• What the task requires
Copy nothing but the text: repeat each entry exactly and drop the images.

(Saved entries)

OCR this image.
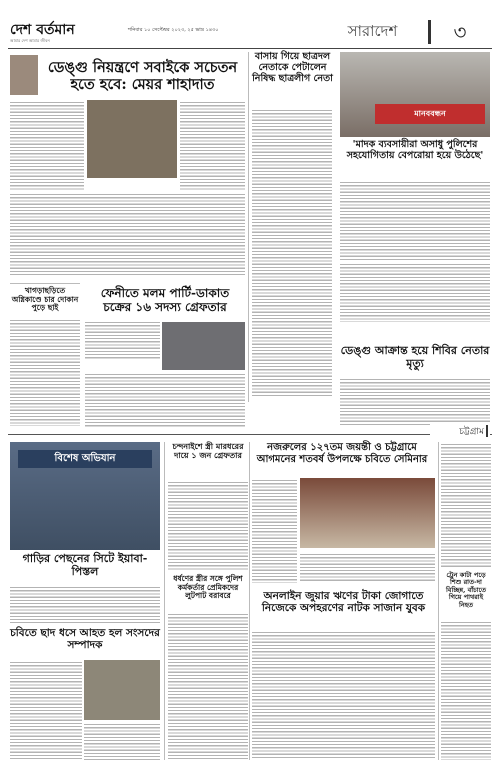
দেশ বর্তমান
আমার দেশ আমার জীবন
শনিবার ১০ সেপ্টেম্বর ২০২৩, ২৫ ভাদ্র ১৪৩০	সারাদেশ	৩
ডেঙ্গু নিয়ন্ত্রণে সবাইকে সচেতন হতে হবে: মেয়র শাহাদাত
বাসায় গিয়ে ছাত্রদল নেতাকে পেটালেন নিষিদ্ধ ছাত্রলীগ নেতা
মানববন্ধন
'মাদক ব্যবসায়ীরা অসাধু পুলিশের সহযোগিতায় বেপরোয়া হয়ে উঠেছে'
খাগড়াছড়িতে অগ্নিকাণ্ডে চার দোকান পুড়ে ছাই
ফেনীতে মলম পার্টি-ডাকাত চক্রের ১৬ সদস্য গ্রেফতার
ডেঙ্গু আক্রান্ত হয়ে শিবির নেতার মৃত্যু
চট্টগ্রাম
বিশেষ অভিযান
গাড়ির পেছনের সিটে ইয়াবা-পিস্তল
চবিতে ছাদ ধসে আহত হল সংসদের সম্পাদক
চন্দনাইশে স্ত্রী মারধরের দায়ে ১ জন গ্রেফতার
ধর্ষণের স্ত্রীর সঙ্গে পুলিশ কর্মকর্তার প্রেমিকদের লুটপাট বরাবরে
নজরুলের ১২৭তম জয়ন্তী ও চট্টগ্রামে আগমনের শতবর্ষ উপলক্ষে চবিতে সেমিনার
অনলাইন জুয়ার ঋণের টাকা জোগাতে নিজেকে অপহরণের নাটক সাজান যুবক
ট্রেন কাটা পড়ে শিশু রাত-দা বিচ্ছিন্ন, বাঁচাতে গিয়ে পাথরাই নিহত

• Task answer
OCR this image.
দেশ বর্তমান
আমার দেশ আমার জীবন
শনিবার ১০ সেপ্টেম্বর ২০২৩, ২৫ ভাদ্র ১৪৩০	সারাদেশ	৩
ডেঙ্গু নিয়ন্ত্রণে সবাইকে সচেতন হতে হবে: মেয়র শাহাদাত
বাসায় গিয়ে ছাত্রদল নেতাকে পেটালেন নিষিদ্ধ ছাত্রলীগ নেতা
মানববন্ধন
'মাদক ব্যবসায়ীরা অসাধু পুলিশের সহযোগিতায় বেপরোয়া হয়ে উঠেছে'
খাগড়াছড়িতে অগ্নিকাণ্ডে চার দোকান পুড়ে ছাই
ফেনীতে মলম পার্টি-ডাকাত চক্রের ১৬ সদস্য গ্রেফতার
ডেঙ্গু আক্রান্ত হয়ে শিবির নেতার মৃত্যু
চট্টগ্রাম
বিশেষ অভিযান
গাড়ির পেছনের সিটে ইয়াবা-পিস্তল
চবিতে ছাদ ধসে আহত হল সংসদের সম্পাদক
চন্দনাইশে স্ত্রী মারধরের দায়ে ১ জন গ্রেফতার
ধর্ষণের স্ত্রীর সঙ্গে পুলিশ কর্মকর্তার প্রেমিকদের লুটপাট বরাবরে
নজরুলের ১২৭তম জয়ন্তী ও চট্টগ্রামে আগমনের শতবর্ষ উপলক্ষে চবিতে সেমিনার
অনলাইন জুয়ার ঋণের টাকা জোগাতে নিজেকে অপহরণের নাটক সাজান যুবক
ট্রেন কাটা পড়ে শিশু রাত-দা বিচ্ছিন্ন, বাঁচাতে গিয়ে পাথরাই নিহত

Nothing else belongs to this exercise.